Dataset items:

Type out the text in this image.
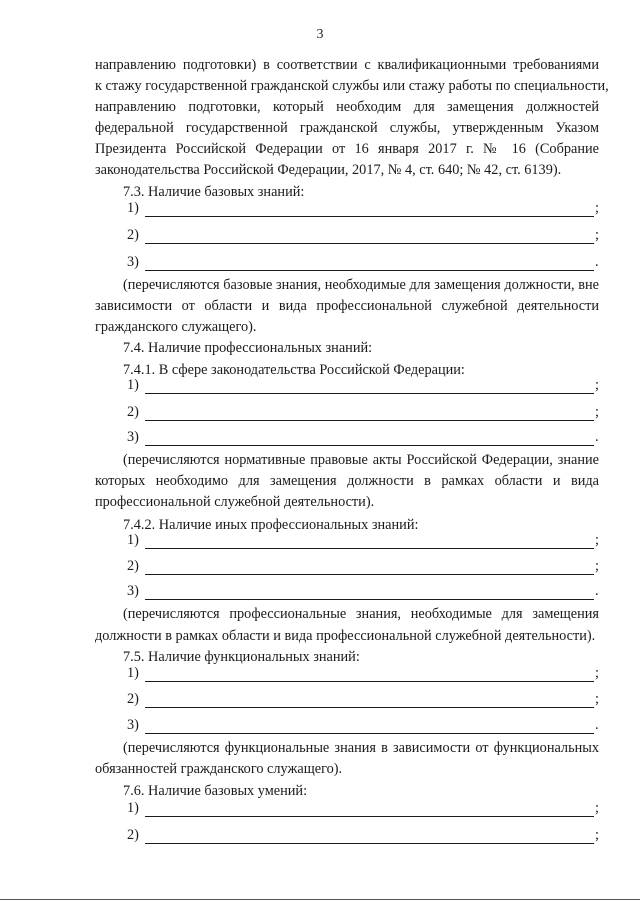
3
направлению подготовки) в соответствии с квалификационными требованиями
к стажу государственной гражданской службы или стажу работы по специальности,
направлению подготовки, который необходим для замещения должностей
федеральной государственной гражданской службы, утвержденным Указом
Президента Российской Федерации от 16 января 2017 г. № 16 (Собрание
законодательства Российской Федерации, 2017, № 4, ст. 640; № 42, ст. 6139).
7.3. Наличие базовых знаний:
1)	;
2)	;
3)	.
(перечисляются базовые знания, необходимые для замещения должности, вне
зависимости от области и вида профессиональной служебной деятельности
гражданского служащего).
7.4. Наличие профессиональных знаний:
7.4.1. В сфере законодательства Российской Федерации:
1)	;
2)	;
3)	.
(перечисляются нормативные правовые акты Российской Федерации, знание
которых необходимо для замещения должности в рамках области и вида
профессиональной служебной деятельности).
7.4.2. Наличие иных профессиональных знаний:
1)	;
2)	;
3)	.
(перечисляются профессиональные знания, необходимые для замещения
должности в рамках области и вида профессиональной служебной деятельности).
7.5. Наличие функциональных знаний:
1)	;
2)	;
3)	.
(перечисляются функциональные знания в зависимости от функциональных
обязанностей гражданского служащего).
7.6. Наличие базовых умений:
1)	;
2)	;
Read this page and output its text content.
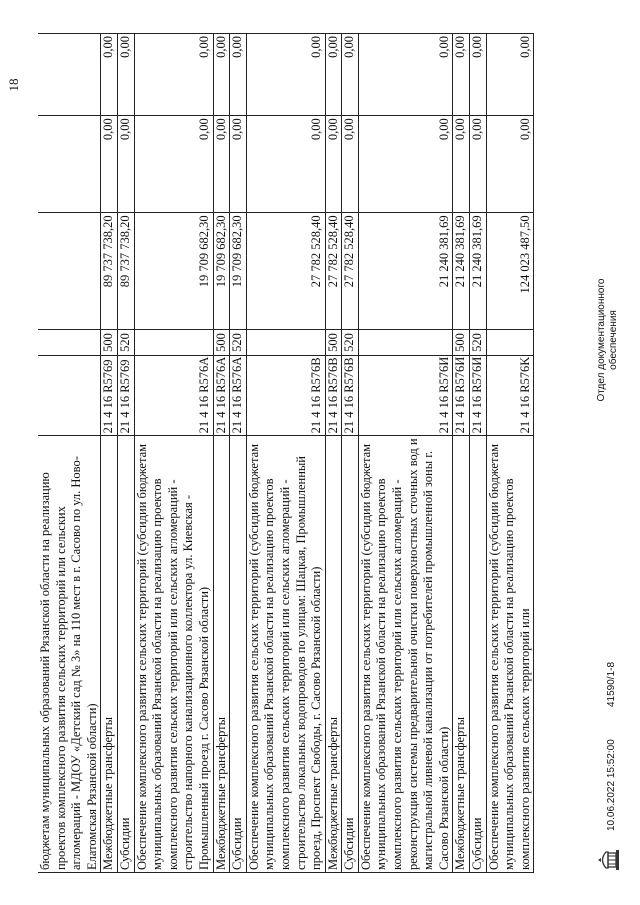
18
бюджетам муниципальных образований Рязанской области на реализацию проектов комплексного развития сельских территорий или сельских агломераций - МДОУ «Детский сад № 3» на 110 мест в г. Сасово по ул. Ново-Елатомская Рязанской области)					
Межбюджетные трансферты	21 4 16 R5769	500	89 737 738,20	0,00	0,00
Субсидии	21 4 16 R5769	520	89 737 738,20	0,00	0,00
Обеспечение комплексного развития сельских территорий (субсидии бюджетам муниципальных образований Рязанской области на реализацию проектов комплексного развития сельских территорий или сельских агломераций - строительство напорного канализационного коллектора ул. Киевская - Промышленный проезд г. Сасово Рязанской области)	21 4 16 R576A		19 709 682,30	0,00	0,00
Межбюджетные трансферты	21 4 16 R576A	500	19 709 682,30	0,00	0,00
Субсидии	21 4 16 R576A	520	19 709 682,30	0,00	0,00
Обеспечение комплексного развития сельских территорий (субсидии бюджетам муниципальных образований Рязанской области на реализацию проектов комплексного развития сельских территорий или сельских агломераций - строительство локальных водопроводов по улицам: Шацкая, Промышленный проезд, Проспект Свободы, г. Сасово Рязанской области)	21 4 16 R576B		27 782 528,40	0,00	0,00
Межбюджетные трансферты	21 4 16 R576B	500	27 782 528,40	0,00	0,00
Субсидии	21 4 16 R576B	520	27 782 528,40	0,00	0,00
Обеспечение комплексного развития сельских территорий (субсидии бюджетам муниципальных образований Рязанской области на реализацию проектов комплексного развития сельских территорий или сельских агломераций - реконструкция системы предварительной очистки поверхностных сточных вод и магистральной ливневой канализации от потребителей промышленной зоны г. Сасово Рязанской области)	21 4 16 R576И		21 240 381,69	0,00	0,00
Межбюджетные трансферты	21 4 16 R576И	500	21 240 381,69	0,00	0,00
Субсидии	21 4 16 R576И	520	21 240 381,69	0,00	0,00
Обеспечение комплексного развития сельских территорий (субсидии бюджетам муниципальных образований Рязанской области на реализацию проектов комплексного развития сельских территорий или	21 4 16 R576K		124 023 487,50	0,00	0,00
10.06.2022 15:52:00
41590/1-8
Отдел документационного обеспечения
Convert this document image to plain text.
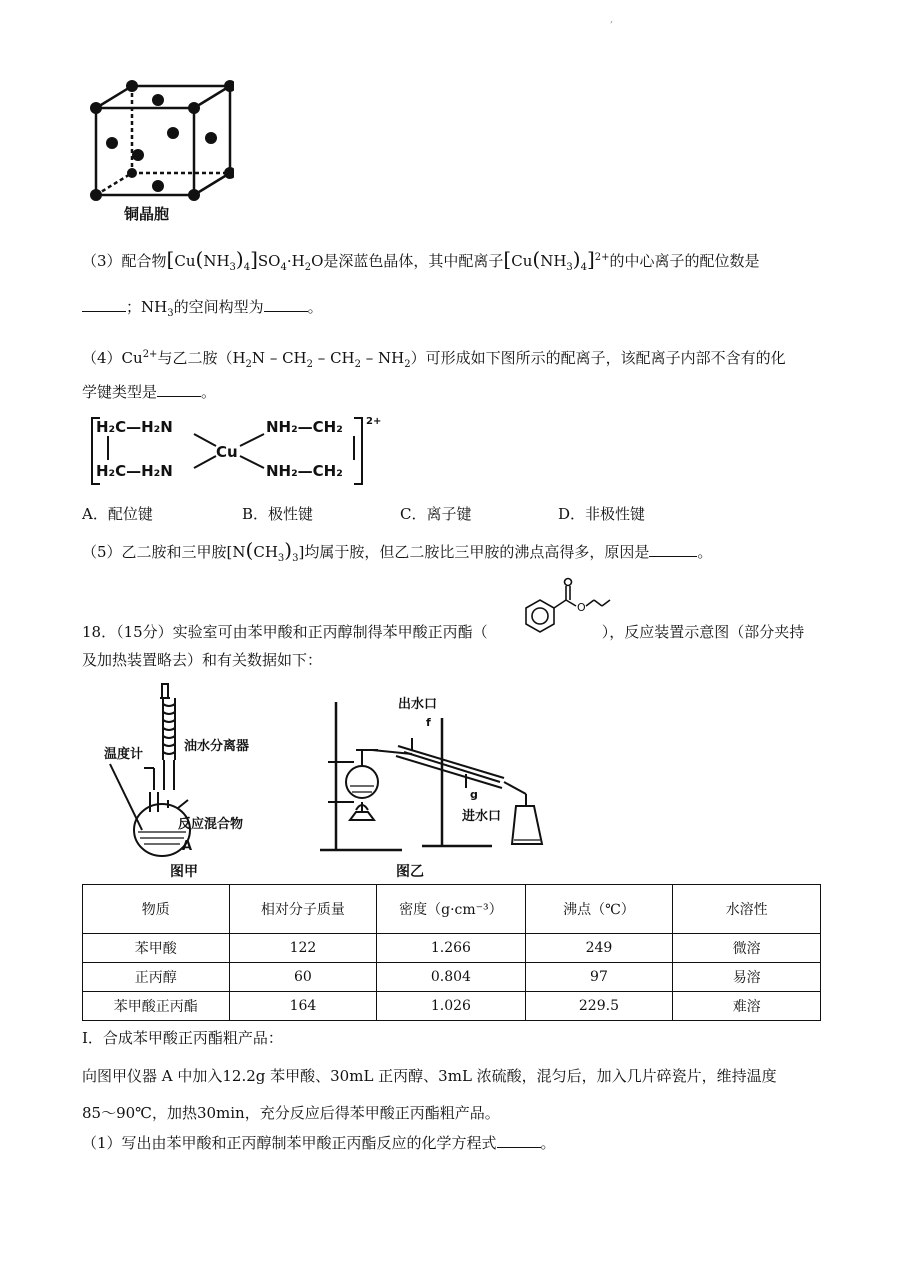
,
铜晶胞
（3）配合物$[Cu(NH_3)_4]SO_4\cdot H_2O$是深蓝色晶体，其中配离子$[Cu(NH_3)_4]^{2+}$的中心离子的配位数是
；$NH_3$的空间构型为	。
$(4)Cu^{2+}$与乙二胺$(H_2N - CH_2 - CH_2 - NH_2)$可形成如下图所示的配离子，该配离子内部不含有的化
学键类型是	。
H₂C—H₂N
H₂C—H₂N
Cu
NH₂—CH₂
NH₂—CH₂
2+
A．配位键	B．极性键	C．离子键	D．非极性键
（5）乙二胺和三甲胺$[N(CH_3)_3]$均属于胺，但乙二胺比三甲胺的沸点高得多，原因是	。
18．（15分）实验室可由苯甲酸和正丙醇制得苯甲酸正丙酯（	），反应装置示意图（部分夹持
O
及加热装置略去）和有关数据如下：
温度计
油水分离器
反应混合物
A
图甲
出水口
f
g
进水口
图乙
物质	相对分子质量	密度（g·cm⁻³）	沸点（℃）	水溶性
苯甲酸	122	1.266	249	微溶
正丙醇	60	0.804	97	易溶
苯甲酸正丙酯	164	1.026	229.5	难溶
I．合成苯甲酸正丙酯粗产品：
向图甲仪器 A 中加入12.2g 苯甲酸、30mL 正丙醇、3mL 浓硫酸，混匀后，加入几片碎瓷片，维持温度
85～90℃，加热30min，充分反应后得苯甲酸正丙酯粗产品。
（1）写出由苯甲酸和正丙醇制苯甲酸正丙酯反应的化学方程式	。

STATED TASK
How many lines in the records hold the string "профессиональных"? Reply with the number alone.

SOLUTION FOR THIS EXERCISE
2